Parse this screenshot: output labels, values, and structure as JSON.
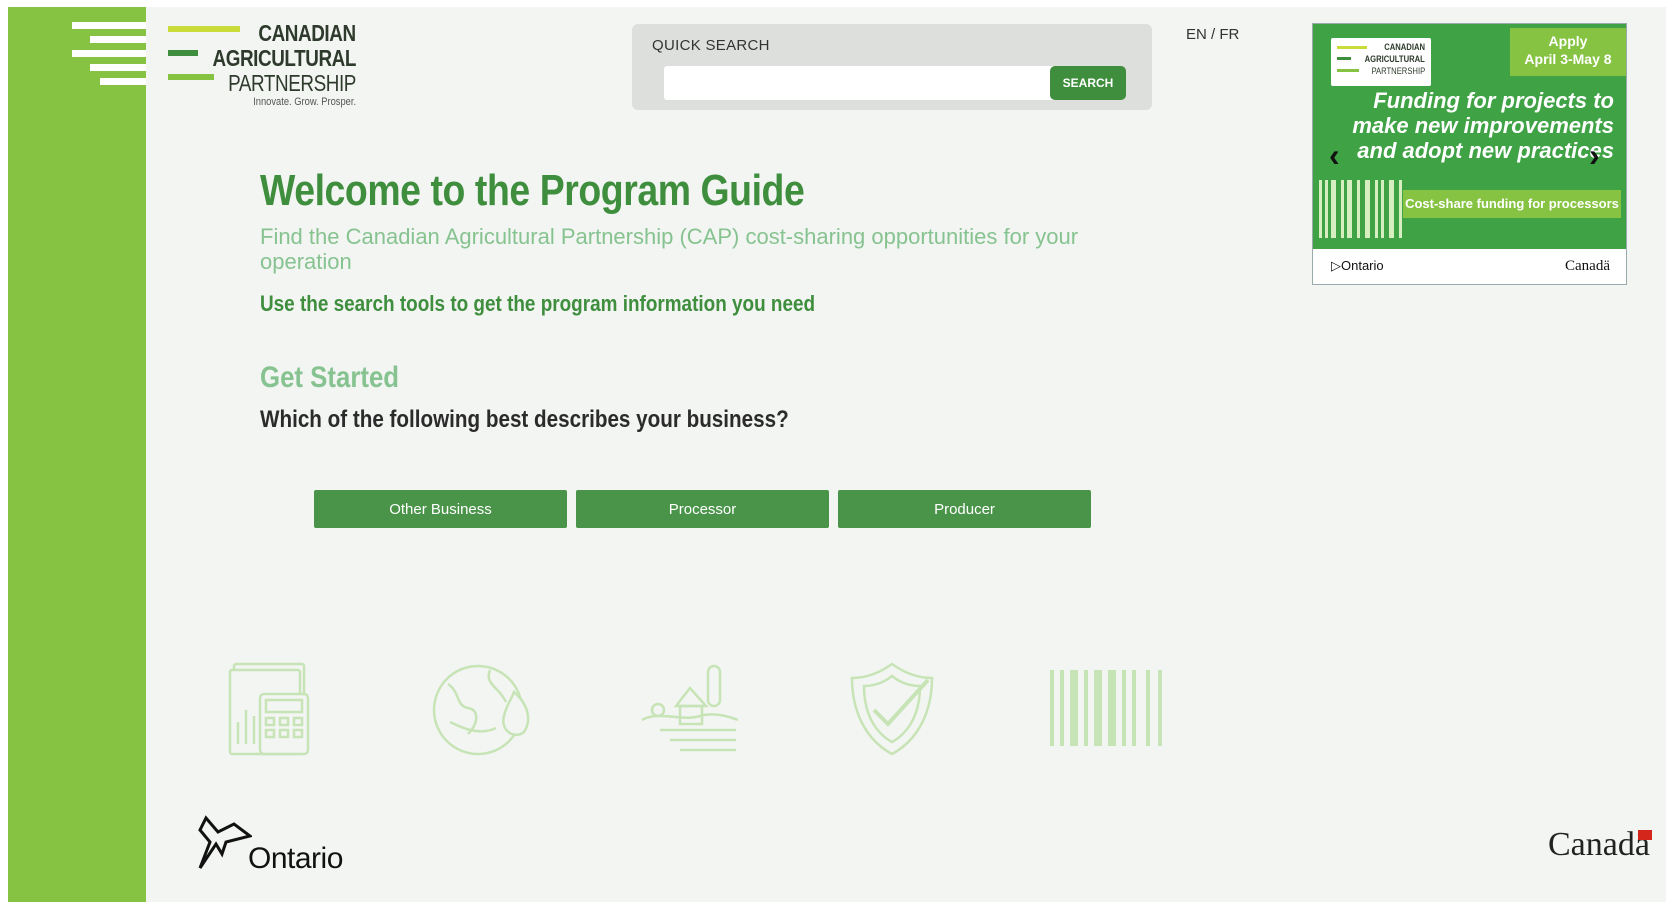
{
  "brand": {
    "line1": "CANADIAN",
    "line2": "AGRICULTURAL",
    "line3": "PARTNERSHIP",
    "tagline": "Innovate. Grow. Prosper."
  },
  "menu": {
    "icon": "hamburger-menu-icon"
  },
  "search": {
    "label": "QUICK SEARCH",
    "placeholder": "",
    "value": "",
    "button_label": "SEARCH"
  },
  "lang": {
    "label": "EN / FR"
  },
  "banner": {
    "logo_line1": "CANADIAN",
    "logo_line2": "AGRICULTURAL",
    "logo_line3": "PARTNERSHIP",
    "apply_line1": "Apply",
    "apply_line2": "April 3-May 8",
    "headline_1": "Funding for projects to",
    "headline_2": "make new improvements",
    "headline_3": "and adopt new practices",
    "cost_share": "Cost-share funding for processors",
    "ontario": "Ontario",
    "canada": "Canadä",
    "prev_icon": "chevron-left-icon",
    "next_icon": "chevron-right-icon"
  },
  "main": {
    "title": "Welcome to the Program Guide",
    "subtitle": "Find the Canadian Agricultural Partnership (CAP) cost-sharing opportunities for your operation",
    "instruction": "Use the search tools to get the program information you need",
    "get_started": "Get Started",
    "question": "Which of the following best describes your business?",
    "buttons": [
      "Other Business",
      "Processor",
      "Producer"
    ]
  },
  "decorative_icons": [
    "calculator-document-icon",
    "globe-leaf-icon",
    "farm-barn-icon",
    "shield-check-icon",
    "barcode-icon"
  ],
  "footer": {
    "ontario": "Ontario",
    "canada": "Canadä"
  },
  "colors": {
    "side_bar": "#86c342",
    "primary_green": "#3e8e3e",
    "light_green": "#86c390",
    "button_green": "#4a944a",
    "page_bg": "#f3f5f2"
  }
}
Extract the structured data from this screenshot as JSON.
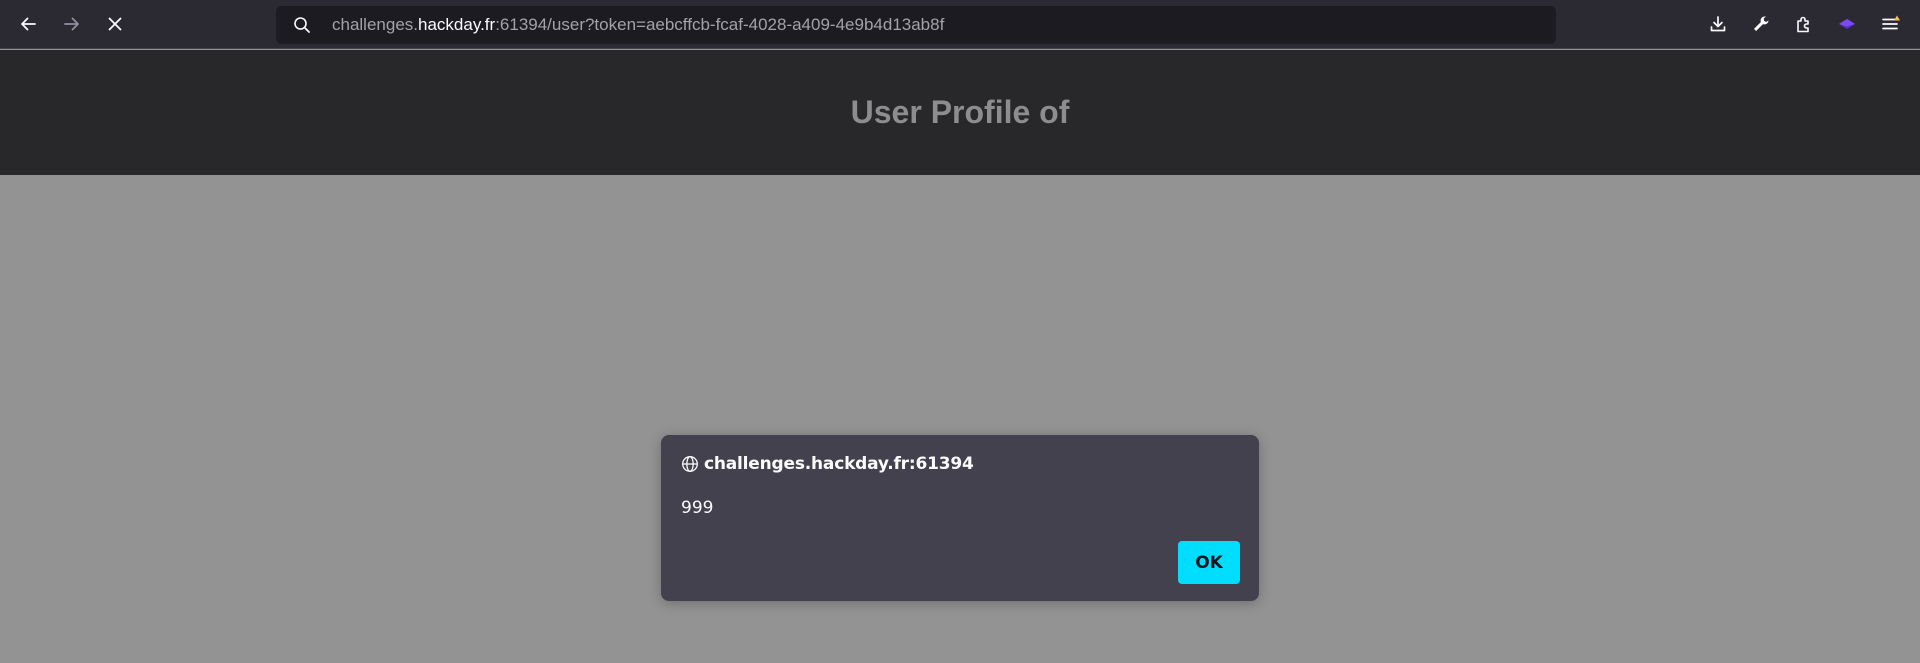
{
  "browser": {
    "url": {
      "prefix": "challenges.",
      "host": "hackday.fr",
      "suffix": ":61394/user?token=aebcffcb-fcaf-4028-a409-4e9b4d13ab8f"
    },
    "icons": {
      "back": "arrow-left-icon",
      "forward": "arrow-right-icon",
      "stop": "close-icon",
      "search": "search-icon",
      "downloads": "download-icon",
      "devtools": "wrench-icon",
      "extensions": "puzzle-icon",
      "extension": "purple-layers-icon",
      "menu": "hamburger-menu-icon"
    }
  },
  "page": {
    "title": "User Profile of"
  },
  "dialog": {
    "origin": "challenges.hackday.fr:61394",
    "message": "999",
    "ok_label": "OK"
  },
  "colors": {
    "toolbar": "#2b2a33",
    "urlbar": "#1c1b22",
    "header": "#28282a",
    "overlay": "#939394",
    "dialog": "#42414d",
    "accent": "#00ddff",
    "notification_badge": "#ffbd4f"
  }
}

■ Goal of the exercise ■
Leave out the pictures and return every record word for word.

■ The solution ■
Parse this screenshot: output labels, values, and structure as JSON.
{
  "brand": {
    "line1": "CANADIAN",
    "line2": "AGRICULTURAL",
    "line3": "PARTNERSHIP",
    "tagline": "Innovate. Grow. Prosper."
  },
  "menu": {
    "icon": "hamburger-menu-icon"
  },
  "search": {
    "label": "QUICK SEARCH",
    "placeholder": "",
    "value": "",
    "button_label": "SEARCH"
  },
  "lang": {
    "label": "EN / FR"
  },
  "banner": {
    "logo_line1": "CANADIAN",
    "logo_line2": "AGRICULTURAL",
    "logo_line3": "PARTNERSHIP",
    "apply_line1": "Apply",
    "apply_line2": "April 3-May 8",
    "headline_1": "Funding for projects to",
    "headline_2": "make new improvements",
    "headline_3": "and adopt new practices",
    "cost_share": "Cost-share funding for processors",
    "ontario": "Ontario",
    "canada": "Canadä",
    "prev_icon": "chevron-left-icon",
    "next_icon": "chevron-right-icon"
  },
  "main": {
    "title": "Welcome to the Program Guide",
    "subtitle": "Find the Canadian Agricultural Partnership (CAP) cost-sharing opportunities for your operation",
    "instruction": "Use the search tools to get the program information you need",
    "get_started": "Get Started",
    "question": "Which of the following best describes your business?",
    "buttons": [
      "Other Business",
      "Processor",
      "Producer"
    ]
  },
  "decorative_icons": [
    "calculator-document-icon",
    "globe-leaf-icon",
    "farm-barn-icon",
    "shield-check-icon",
    "barcode-icon"
  ],
  "footer": {
    "ontario": "Ontario",
    "canada": "Canadä"
  },
  "colors": {
    "side_bar": "#86c342",
    "primary_green": "#3e8e3e",
    "light_green": "#86c390",
    "button_green": "#4a944a",
    "page_bg": "#f3f5f2"
  }
}
Extract the structured data from this screenshot as JSON.
{
  "browser": {
    "url": {
      "prefix": "challenges.",
      "host": "hackday.fr",
      "suffix": ":61394/user?token=aebcffcb-fcaf-4028-a409-4e9b4d13ab8f"
    },
    "icons": {
      "back": "arrow-left-icon",
      "forward": "arrow-right-icon",
      "stop": "close-icon",
      "search": "search-icon",
      "downloads": "download-icon",
      "devtools": "wrench-icon",
      "extensions": "puzzle-icon",
      "extension": "purple-layers-icon",
      "menu": "hamburger-menu-icon"
    }
  },
  "page": {
    "title": "User Profile of"
  },
  "dialog": {
    "origin": "challenges.hackday.fr:61394",
    "message": "999",
    "ok_label": "OK"
  },
  "colors": {
    "toolbar": "#2b2a33",
    "urlbar": "#1c1b22",
    "header": "#28282a",
    "overlay": "#939394",
    "dialog": "#42414d",
    "accent": "#00ddff",
    "notification_badge": "#ffbd4f"
  }
}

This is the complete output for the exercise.